● **Given task**: Please repeat the README for the ckanext-switzerland CKAN extension word for word.

START Provided passage

Skip to content

liip/ckanext-switzerland

Repository files navigation

ckanext-switzerland

CKAN extension for DCAT-AP Switzerland, templates and different plugins including FTP- and S3-Harvester for opentransportdata.swiss.

Requirements

  • CKAN 2.8+
  • ckanext-fluent
  • ckanext-harvest
  • ckanext-scheming

Installation

To install ckanext-switzerland:

  1. Activate your CKAN virtual environment, for example:

    . /usr/lib/ckan/default/bin/activate
    
  2. Install the ckanext-switzerland Python package into your virtual environment:

    pip install ckanext-switzerland
    
  3. Add switzerland to the ckan.plugins setting in your CKAN config file (by default the config file is located at /etc/ckan/default/production.ini).

  4. Restart CKAN. For example if you've deployed CKAN with Apache on Ubuntu:

    sudo service apache2 reload
    

Config Settings

This extension uses the following config options (.ini file)

END Provided passage
START Supplied data

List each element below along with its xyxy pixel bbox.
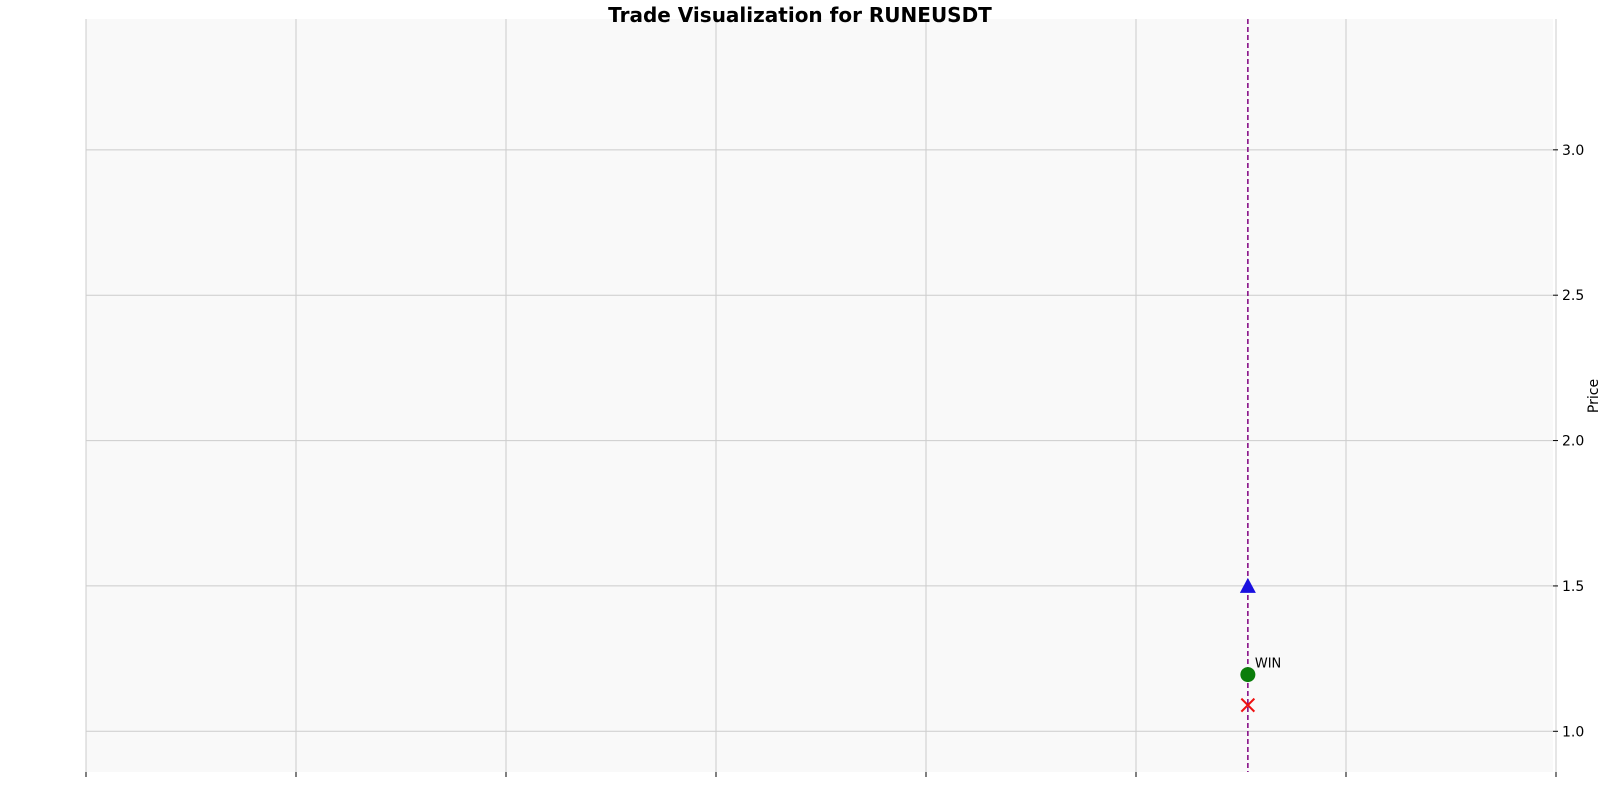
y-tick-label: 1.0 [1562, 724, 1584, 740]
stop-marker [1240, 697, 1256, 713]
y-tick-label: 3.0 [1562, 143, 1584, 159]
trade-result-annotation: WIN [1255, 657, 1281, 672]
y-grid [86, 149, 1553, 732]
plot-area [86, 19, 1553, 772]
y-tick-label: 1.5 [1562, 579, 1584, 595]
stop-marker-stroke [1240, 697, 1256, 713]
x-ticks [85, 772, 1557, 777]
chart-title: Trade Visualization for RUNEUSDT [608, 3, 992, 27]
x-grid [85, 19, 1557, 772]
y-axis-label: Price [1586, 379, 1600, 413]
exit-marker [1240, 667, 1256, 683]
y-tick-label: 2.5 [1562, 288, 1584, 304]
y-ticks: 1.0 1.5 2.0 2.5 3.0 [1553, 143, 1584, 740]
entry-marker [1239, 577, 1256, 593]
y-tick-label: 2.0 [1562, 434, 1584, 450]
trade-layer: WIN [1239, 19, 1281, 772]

END Supplied data
START Supplied data

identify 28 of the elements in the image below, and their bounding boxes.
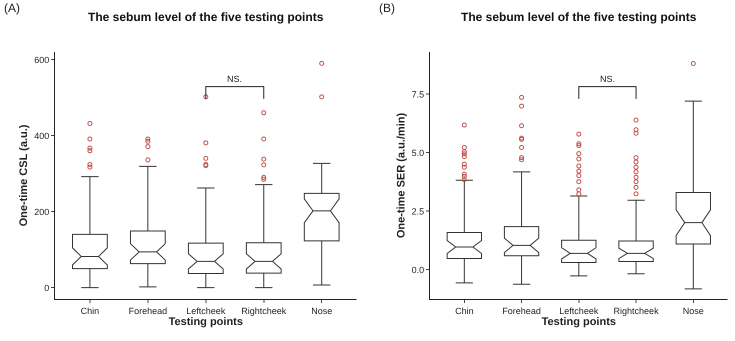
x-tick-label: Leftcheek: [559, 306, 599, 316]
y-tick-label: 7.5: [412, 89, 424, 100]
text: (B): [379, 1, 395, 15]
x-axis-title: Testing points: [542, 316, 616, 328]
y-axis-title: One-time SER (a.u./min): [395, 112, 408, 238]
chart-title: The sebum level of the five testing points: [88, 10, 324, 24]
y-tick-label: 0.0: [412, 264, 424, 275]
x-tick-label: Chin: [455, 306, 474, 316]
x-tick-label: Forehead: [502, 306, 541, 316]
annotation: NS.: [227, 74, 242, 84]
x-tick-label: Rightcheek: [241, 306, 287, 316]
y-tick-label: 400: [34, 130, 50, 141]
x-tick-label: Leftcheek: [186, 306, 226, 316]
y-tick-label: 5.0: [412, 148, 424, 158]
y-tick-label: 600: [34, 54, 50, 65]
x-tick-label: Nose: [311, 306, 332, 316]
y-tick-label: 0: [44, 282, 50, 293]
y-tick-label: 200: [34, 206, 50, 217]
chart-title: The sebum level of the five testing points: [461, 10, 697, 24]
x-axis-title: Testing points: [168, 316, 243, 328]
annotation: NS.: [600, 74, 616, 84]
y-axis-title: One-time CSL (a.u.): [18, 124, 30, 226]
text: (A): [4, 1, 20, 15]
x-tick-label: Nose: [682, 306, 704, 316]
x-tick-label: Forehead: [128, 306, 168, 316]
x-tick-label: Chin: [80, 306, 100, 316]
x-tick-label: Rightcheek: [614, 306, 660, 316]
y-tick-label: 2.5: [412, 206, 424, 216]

END Supplied data

● **Finished task**:
Skip to content

liip/ckanext-switzerland

Repository files navigation

ckanext-switzerland

CKAN extension for DCAT-AP Switzerland, templates and different plugins including FTP- and S3-Harvester for opentransportdata.swiss.

Requirements

  • CKAN 2.8+
  • ckanext-fluent
  • ckanext-harvest
  • ckanext-scheming

Installation

To install ckanext-switzerland:

  1. Activate your CKAN virtual environment, for example:

    . /usr/lib/ckan/default/bin/activate
    
  2. Install the ckanext-switzerland Python package into your virtual environment:

    pip install ckanext-switzerland
    
  3. Add switzerland to the ckan.plugins setting in your CKAN config file (by default the config file is located at /etc/ckan/default/production.ini).

  4. Restart CKAN. For example if you've deployed CKAN with Apache on Ubuntu:

    sudo service apache2 reload
    

Config Settings

This extension uses the following config options (.ini file)